WHAT IS REQUIRED: Take the material and output all of it exactly.

DATA SHOWN:
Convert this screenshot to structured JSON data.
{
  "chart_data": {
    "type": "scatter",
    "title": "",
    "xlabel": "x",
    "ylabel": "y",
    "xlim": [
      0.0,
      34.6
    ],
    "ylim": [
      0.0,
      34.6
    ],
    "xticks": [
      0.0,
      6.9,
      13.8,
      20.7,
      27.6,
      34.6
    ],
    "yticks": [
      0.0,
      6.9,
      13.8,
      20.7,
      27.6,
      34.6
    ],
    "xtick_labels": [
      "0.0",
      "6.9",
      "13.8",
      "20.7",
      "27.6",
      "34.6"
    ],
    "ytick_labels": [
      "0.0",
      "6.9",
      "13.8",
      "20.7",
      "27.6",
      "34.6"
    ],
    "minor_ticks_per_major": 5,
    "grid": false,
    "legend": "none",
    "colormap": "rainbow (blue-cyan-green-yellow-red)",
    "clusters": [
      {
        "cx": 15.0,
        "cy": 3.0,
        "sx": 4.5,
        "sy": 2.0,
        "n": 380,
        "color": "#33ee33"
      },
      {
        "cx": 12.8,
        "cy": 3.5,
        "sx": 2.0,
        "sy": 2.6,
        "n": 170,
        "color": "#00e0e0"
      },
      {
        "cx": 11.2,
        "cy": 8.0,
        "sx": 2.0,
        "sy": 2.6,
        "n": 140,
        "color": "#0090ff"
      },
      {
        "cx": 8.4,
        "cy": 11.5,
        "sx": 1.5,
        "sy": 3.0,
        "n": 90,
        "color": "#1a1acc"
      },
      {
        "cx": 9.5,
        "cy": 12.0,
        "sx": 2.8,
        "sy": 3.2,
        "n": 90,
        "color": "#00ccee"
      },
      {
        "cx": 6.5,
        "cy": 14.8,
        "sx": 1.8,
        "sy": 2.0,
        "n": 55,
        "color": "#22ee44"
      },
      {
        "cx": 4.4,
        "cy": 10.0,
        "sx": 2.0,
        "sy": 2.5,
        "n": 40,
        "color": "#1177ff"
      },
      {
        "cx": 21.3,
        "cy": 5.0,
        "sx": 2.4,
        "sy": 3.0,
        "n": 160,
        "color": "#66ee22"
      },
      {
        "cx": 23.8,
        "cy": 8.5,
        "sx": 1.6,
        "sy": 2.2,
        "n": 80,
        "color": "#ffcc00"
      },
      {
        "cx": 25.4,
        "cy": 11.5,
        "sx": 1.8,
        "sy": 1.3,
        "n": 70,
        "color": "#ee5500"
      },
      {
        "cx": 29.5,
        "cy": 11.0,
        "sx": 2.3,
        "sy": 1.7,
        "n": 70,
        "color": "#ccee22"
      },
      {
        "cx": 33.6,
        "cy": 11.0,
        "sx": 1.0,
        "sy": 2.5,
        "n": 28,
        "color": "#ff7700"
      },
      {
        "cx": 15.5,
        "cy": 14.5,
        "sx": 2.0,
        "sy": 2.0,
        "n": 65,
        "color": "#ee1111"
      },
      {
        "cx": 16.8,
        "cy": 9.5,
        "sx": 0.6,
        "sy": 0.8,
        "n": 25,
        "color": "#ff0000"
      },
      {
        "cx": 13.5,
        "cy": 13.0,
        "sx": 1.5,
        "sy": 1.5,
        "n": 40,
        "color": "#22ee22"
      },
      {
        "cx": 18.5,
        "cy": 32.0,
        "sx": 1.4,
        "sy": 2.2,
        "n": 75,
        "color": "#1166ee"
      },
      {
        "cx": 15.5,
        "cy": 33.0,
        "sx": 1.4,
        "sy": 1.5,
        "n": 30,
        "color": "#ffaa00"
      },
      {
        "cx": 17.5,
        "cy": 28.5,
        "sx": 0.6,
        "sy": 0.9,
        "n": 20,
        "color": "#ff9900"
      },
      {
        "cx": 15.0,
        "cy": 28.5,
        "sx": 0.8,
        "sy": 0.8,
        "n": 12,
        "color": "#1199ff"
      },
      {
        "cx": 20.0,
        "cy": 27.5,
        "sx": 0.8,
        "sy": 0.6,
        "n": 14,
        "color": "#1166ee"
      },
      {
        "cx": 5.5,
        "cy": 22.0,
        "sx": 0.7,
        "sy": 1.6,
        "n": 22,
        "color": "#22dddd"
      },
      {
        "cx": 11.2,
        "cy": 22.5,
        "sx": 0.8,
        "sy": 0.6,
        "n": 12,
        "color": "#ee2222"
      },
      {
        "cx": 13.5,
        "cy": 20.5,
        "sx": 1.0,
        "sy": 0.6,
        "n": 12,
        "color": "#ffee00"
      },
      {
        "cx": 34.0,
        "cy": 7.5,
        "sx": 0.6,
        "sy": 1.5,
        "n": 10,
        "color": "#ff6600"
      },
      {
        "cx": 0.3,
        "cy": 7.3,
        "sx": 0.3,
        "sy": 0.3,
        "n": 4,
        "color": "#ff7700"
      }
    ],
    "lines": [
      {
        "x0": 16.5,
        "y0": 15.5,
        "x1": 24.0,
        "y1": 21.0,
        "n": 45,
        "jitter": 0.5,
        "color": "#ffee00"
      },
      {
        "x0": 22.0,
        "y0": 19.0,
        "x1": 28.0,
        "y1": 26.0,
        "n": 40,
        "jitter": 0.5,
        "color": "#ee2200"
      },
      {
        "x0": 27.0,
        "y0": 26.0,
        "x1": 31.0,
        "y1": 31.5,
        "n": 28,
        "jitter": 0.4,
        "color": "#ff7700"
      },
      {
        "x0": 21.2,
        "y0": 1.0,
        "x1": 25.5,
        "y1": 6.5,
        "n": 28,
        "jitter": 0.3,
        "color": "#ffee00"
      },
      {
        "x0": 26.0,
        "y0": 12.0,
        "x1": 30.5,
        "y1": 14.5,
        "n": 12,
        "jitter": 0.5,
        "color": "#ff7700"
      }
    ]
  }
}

RESPONSE TO THE TASK:
Convert this screenshot to structured JSON data.
{
  "chart_data": {
    "type": "scatter",
    "title": "",
    "xlabel": "x",
    "ylabel": "y",
    "xlim": [
      0.0,
      34.6
    ],
    "ylim": [
      0.0,
      34.6
    ],
    "xticks": [
      0.0,
      6.9,
      13.8,
      20.7,
      27.6,
      34.6
    ],
    "yticks": [
      0.0,
      6.9,
      13.8,
      20.7,
      27.6,
      34.6
    ],
    "xtick_labels": [
      "0.0",
      "6.9",
      "13.8",
      "20.7",
      "27.6",
      "34.6"
    ],
    "ytick_labels": [
      "0.0",
      "6.9",
      "13.8",
      "20.7",
      "27.6",
      "34.6"
    ],
    "minor_ticks_per_major": 5,
    "grid": false,
    "legend": "none",
    "colormap": "rainbow (blue-cyan-green-yellow-red)",
    "clusters": [
      {
        "cx": 15.0,
        "cy": 3.0,
        "sx": 4.5,
        "sy": 2.0,
        "n": 380,
        "color": "#33ee33"
      },
      {
        "cx": 12.8,
        "cy": 3.5,
        "sx": 2.0,
        "sy": 2.6,
        "n": 170,
        "color": "#00e0e0"
      },
      {
        "cx": 11.2,
        "cy": 8.0,
        "sx": 2.0,
        "sy": 2.6,
        "n": 140,
        "color": "#0090ff"
      },
      {
        "cx": 8.4,
        "cy": 11.5,
        "sx": 1.5,
        "sy": 3.0,
        "n": 90,
        "color": "#1a1acc"
      },
      {
        "cx": 9.5,
        "cy": 12.0,
        "sx": 2.8,
        "sy": 3.2,
        "n": 90,
        "color": "#00ccee"
      },
      {
        "cx": 6.5,
        "cy": 14.8,
        "sx": 1.8,
        "sy": 2.0,
        "n": 55,
        "color": "#22ee44"
      },
      {
        "cx": 4.4,
        "cy": 10.0,
        "sx": 2.0,
        "sy": 2.5,
        "n": 40,
        "color": "#1177ff"
      },
      {
        "cx": 21.3,
        "cy": 5.0,
        "sx": 2.4,
        "sy": 3.0,
        "n": 160,
        "color": "#66ee22"
      },
      {
        "cx": 23.8,
        "cy": 8.5,
        "sx": 1.6,
        "sy": 2.2,
        "n": 80,
        "color": "#ffcc00"
      },
      {
        "cx": 25.4,
        "cy": 11.5,
        "sx": 1.8,
        "sy": 1.3,
        "n": 70,
        "color": "#ee5500"
      },
      {
        "cx": 29.5,
        "cy": 11.0,
        "sx": 2.3,
        "sy": 1.7,
        "n": 70,
        "color": "#ccee22"
      },
      {
        "cx": 33.6,
        "cy": 11.0,
        "sx": 1.0,
        "sy": 2.5,
        "n": 28,
        "color": "#ff7700"
      },
      {
        "cx": 15.5,
        "cy": 14.5,
        "sx": 2.0,
        "sy": 2.0,
        "n": 65,
        "color": "#ee1111"
      },
      {
        "cx": 16.8,
        "cy": 9.5,
        "sx": 0.6,
        "sy": 0.8,
        "n": 25,
        "color": "#ff0000"
      },
      {
        "cx": 13.5,
        "cy": 13.0,
        "sx": 1.5,
        "sy": 1.5,
        "n": 40,
        "color": "#22ee22"
      },
      {
        "cx": 18.5,
        "cy": 32.0,
        "sx": 1.4,
        "sy": 2.2,
        "n": 75,
        "color": "#1166ee"
      },
      {
        "cx": 15.5,
        "cy": 33.0,
        "sx": 1.4,
        "sy": 1.5,
        "n": 30,
        "color": "#ffaa00"
      },
      {
        "cx": 17.5,
        "cy": 28.5,
        "sx": 0.6,
        "sy": 0.9,
        "n": 20,
        "color": "#ff9900"
      },
      {
        "cx": 15.0,
        "cy": 28.5,
        "sx": 0.8,
        "sy": 0.8,
        "n": 12,
        "color": "#1199ff"
      },
      {
        "cx": 20.0,
        "cy": 27.5,
        "sx": 0.8,
        "sy": 0.6,
        "n": 14,
        "color": "#1166ee"
      },
      {
        "cx": 5.5,
        "cy": 22.0,
        "sx": 0.7,
        "sy": 1.6,
        "n": 22,
        "color": "#22dddd"
      },
      {
        "cx": 11.2,
        "cy": 22.5,
        "sx": 0.8,
        "sy": 0.6,
        "n": 12,
        "color": "#ee2222"
      },
      {
        "cx": 13.5,
        "cy": 20.5,
        "sx": 1.0,
        "sy": 0.6,
        "n": 12,
        "color": "#ffee00"
      },
      {
        "cx": 34.0,
        "cy": 7.5,
        "sx": 0.6,
        "sy": 1.5,
        "n": 10,
        "color": "#ff6600"
      },
      {
        "cx": 0.3,
        "cy": 7.3,
        "sx": 0.3,
        "sy": 0.3,
        "n": 4,
        "color": "#ff7700"
      }
    ],
    "lines": [
      {
        "x0": 16.5,
        "y0": 15.5,
        "x1": 24.0,
        "y1": 21.0,
        "n": 45,
        "jitter": 0.5,
        "color": "#ffee00"
      },
      {
        "x0": 22.0,
        "y0": 19.0,
        "x1": 28.0,
        "y1": 26.0,
        "n": 40,
        "jitter": 0.5,
        "color": "#ee2200"
      },
      {
        "x0": 27.0,
        "y0": 26.0,
        "x1": 31.0,
        "y1": 31.5,
        "n": 28,
        "jitter": 0.4,
        "color": "#ff7700"
      },
      {
        "x0": 21.2,
        "y0": 1.0,
        "x1": 25.5,
        "y1": 6.5,
        "n": 28,
        "jitter": 0.3,
        "color": "#ffee00"
      },
      {
        "x0": 26.0,
        "y0": 12.0,
        "x1": 30.5,
        "y1": 14.5,
        "n": 12,
        "jitter": 0.5,
        "color": "#ff7700"
      }
    ]
  }
}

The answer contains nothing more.